**Dataset records**
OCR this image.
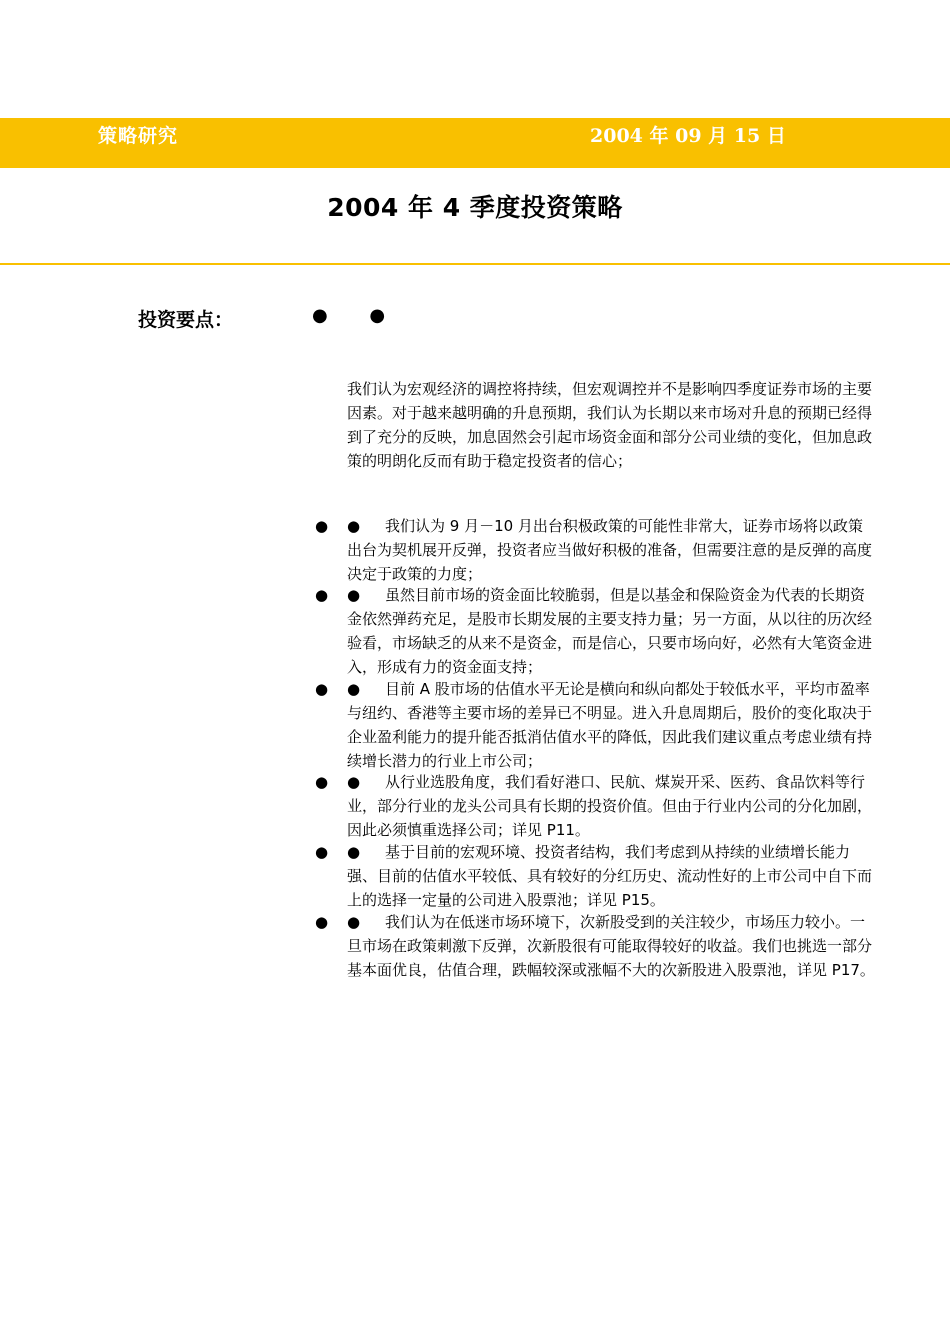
策略研究	2004 年 09 月 15 日
2004 年 4 季度投资策略
投资要点：	● ●

我们认为宏观经济的调控将持续，但宏观调控并不是影响四季度证券市场的主要因素。对于越来越明确的升息预期，我们认为长期以来市场对升息的预期已经得到了充分的反映，加息固然会引起市场资金面和部分公司业绩的变化，但加息政策的明朗化反而有助于稳定投资者的信心；

● ● 我们认为 9 月－10 月出台积极政策的可能性非常大，证券市场将以政策出台为契机展开反弹，投资者应当做好积极的准备，但需要注意的是反弹的高度决定于政策的力度；

● ● 虽然目前市场的资金面比较脆弱，但是以基金和保险资金为代表的长期资金依然弹药充足，是股市长期发展的主要支持力量；另一方面，从以往的历次经验看，市场缺乏的从来不是资金，而是信心，只要市场向好，必然有大笔资金进入，形成有力的资金面支持；

● ● 目前 A 股市场的估值水平无论是横向和纵向都处于较低水平，平均市盈率与纽约、香港等主要市场的差异已不明显。进入升息周期后，股价的变化取决于企业盈利能力的提升能否抵消估值水平的降低，因此我们建议重点考虑业绩有持续增长潜力的行业上市公司；

● ● 从行业选股角度，我们看好港口、民航、煤炭开采、医药、食品饮料等行业，部分行业的龙头公司具有长期的投资价值。但由于行业内公司的分化加剧，因此必须慎重选择公司；详见 P11。

● ● 基于目前的宏观环境、投资者结构，我们考虑到从持续的业绩增长能力强、目前的估值水平较低、具有较好的分红历史、流动性好的上市公司中自下而上的选择一定量的公司进入股票池；详见 P15。

● ● 我们认为在低迷市场环境下，次新股受到的关注较少，市场压力较小。一旦市场在政策刺激下反弹，次新股很有可能取得较好的收益。我们也挑选一部分基本面优良，估值合理，跌幅较深或涨幅不大的次新股进入股票池，详见 P17。
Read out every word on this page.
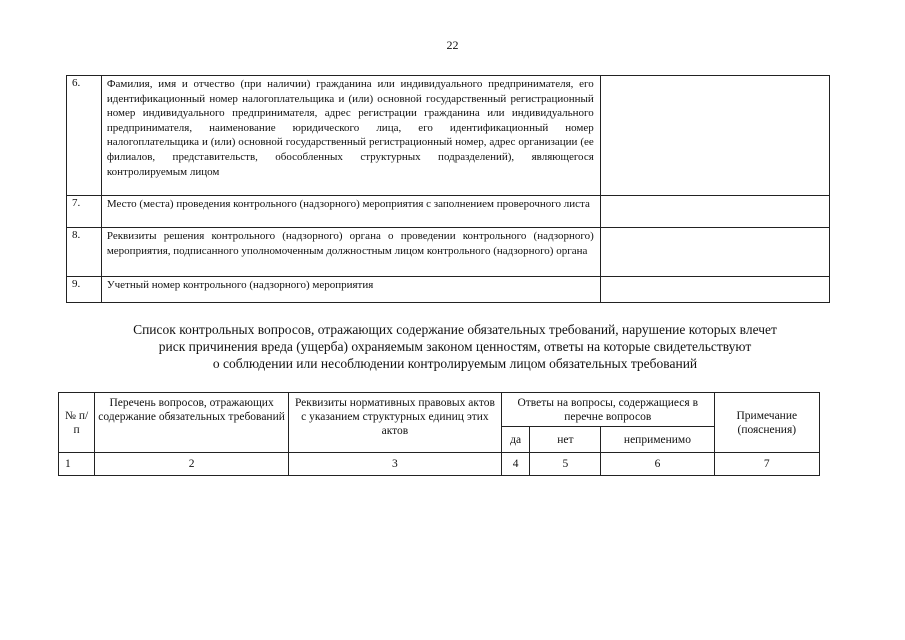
22
6.	Фамилия, имя и отчество (при наличии) гражданина или индивидуального предпринимателя, его идентификационный номер налогоплательщика и (или) основной государственный регистрационный номер индивидуального предпринимателя, адрес регистрации гражданина или индивидуального предпринимателя, наименование юридического лица, его идентификационный номер налогоплательщика и (или) основной государственный регистрационный номер, адрес организации (ее филиалов, представительств, обособленных структурных подразделений), являющегося контролируемым лицом	
7.	Место (места) проведения контрольного (надзорного) мероприятия с заполнением проверочного листа	
8.	Реквизиты решения контрольного (надзорного) органа о проведении контрольного (надзорного) мероприятия, подписанного уполномоченным должностным лицом контрольного (надзорного) органа	
9.	Учетный номер контрольного (надзорного) мероприятия	
Список контрольных вопросов, отражающих содержание обязательных требований, нарушение которых влечет
риск причинения вреда (ущерба) охраняемым законом ценностям, ответы на которые свидетельствуют
о соблюдении или несоблюдении контролируемым лицом обязательных требований
№ п/п	Перечень вопросов, отражающих содержание обязательных требований	Реквизиты нормативных правовых актов с указанием структурных единиц этих актов	Ответы на вопросы, содержащиеся в перечне вопросов			Примечание (пояснения)
			да	нет	неприменимо	
1	2	3	4	5	6	7
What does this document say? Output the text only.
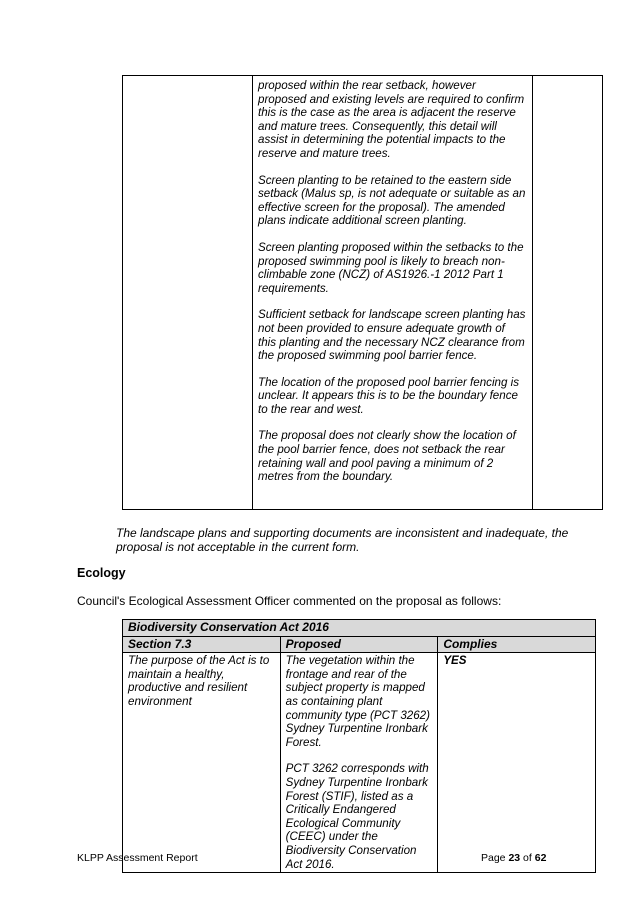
proposed within the rear setback, however proposed and existing levels are required to confirm this is the case as the area is adjacent the reserve and mature trees. Consequently, this detail will assist in determining the potential impacts to the reserve and mature trees.

Screen planting to be retained to the eastern side setback (Malus sp, is not adequate or suitable as an effective screen for the proposal). The amended plans indicate additional screen planting.

Screen planting proposed within the setbacks to the proposed swimming pool is likely to breach non-climbable zone (NCZ) of AS1926.-1 2012 Part 1 requirements.

Sufficient setback for landscape screen planting has not been provided to ensure adequate growth of this planting and the necessary NCZ clearance from the proposed swimming pool barrier fence.

The location of the proposed pool barrier fencing is unclear. It appears this is to be the boundary fence to the rear and west.

The proposal does not clearly show the location of the pool barrier fence, does not setback the rear retaining wall and pool paving a minimum of 2 metres from the boundary.

The landscape plans and supporting documents are inconsistent and inadequate, the proposal is not acceptable in the current form.

Ecology

Council's Ecological Assessment Officer commented on the proposal as follows:

Biodiversity Conservation Act 2016		
Section 7.3	Proposed	Complies
The purpose of the Act is to maintain a healthy, productive and resilient environment	The vegetation within the frontage and rear of the subject property is mapped as containing plant community type (PCT 3262) Sydney Turpentine Ironbark Forest.

PCT 3262 corresponds with Sydney Turpentine Ironbark Forest (STIF), listed as a Critically Endangered Ecological Community (CEEC) under the Biodiversity Conservation Act 2016.	YES

KLPP Assessment Report	Page 23 of 62
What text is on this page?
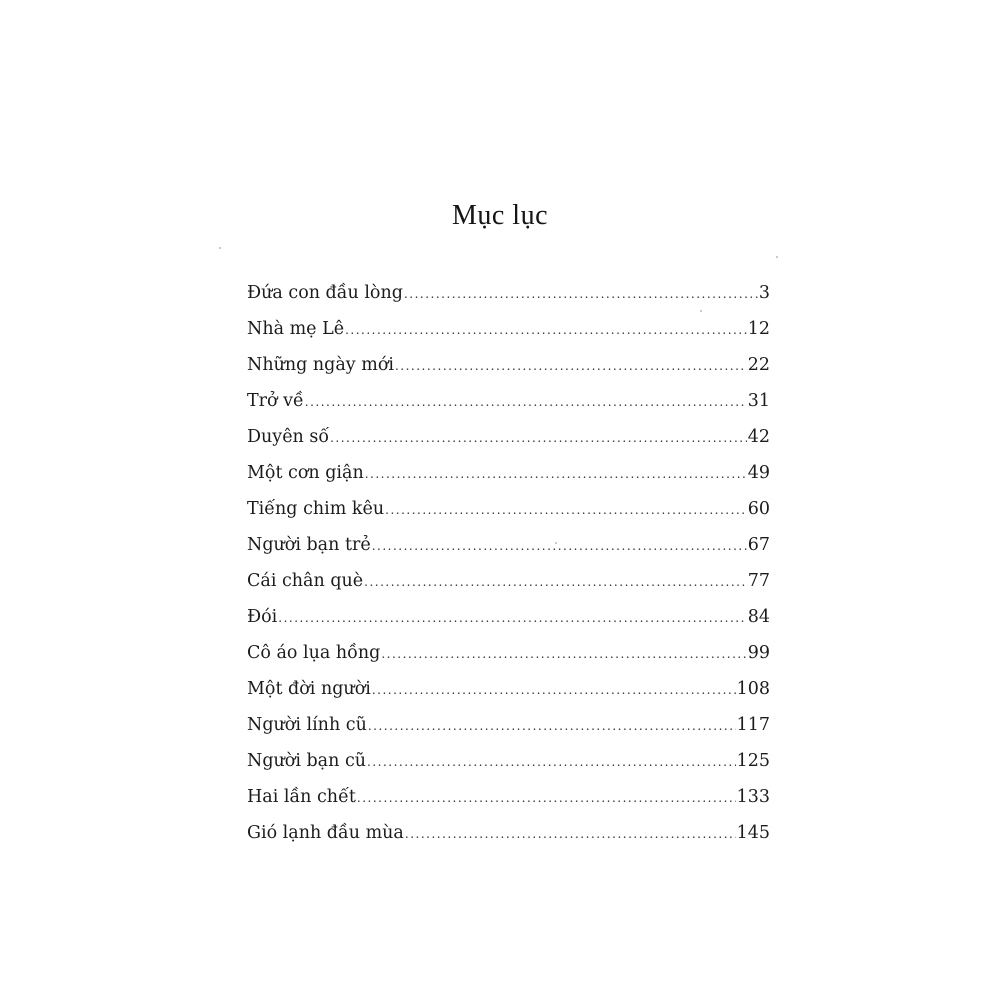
Mục lục
Đứa con đầu lòng .....	3
Nhà mẹ Lê .....	12
Những ngày mới .....	22
Trở về .....	31
Duyên số .....	42
Một cơn giận .....	49
Tiếng chim kêu .....	60
Người bạn trẻ .....	67
Cái chân què .....	77
Đói .....	84
Cô áo lụa hồng .....	99
Một đời người .....	108
Người lính cũ .....	117
Người bạn cũ .....	125
Hai lần chết .....	133
Gió lạnh đầu mùa .....	145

**Aim**
Your output should consist solely of the lines from the line containing "What text is on this page?" through the end of the data above, copied exactly, with images removed.

**Task output**
What text is on this page?
Mục lục
Đứa con đầu lòng .....	3
Nhà mẹ Lê .....	12
Những ngày mới .....	22
Trở về .....	31
Duyên số .....	42
Một cơn giận .....	49
Tiếng chim kêu .....	60
Người bạn trẻ .....	67
Cái chân què .....	77
Đói .....	84
Cô áo lụa hồng .....	99
Một đời người .....	108
Người lính cũ .....	117
Người bạn cũ .....	125
Hai lần chết .....	133
Gió lạnh đầu mùa .....	145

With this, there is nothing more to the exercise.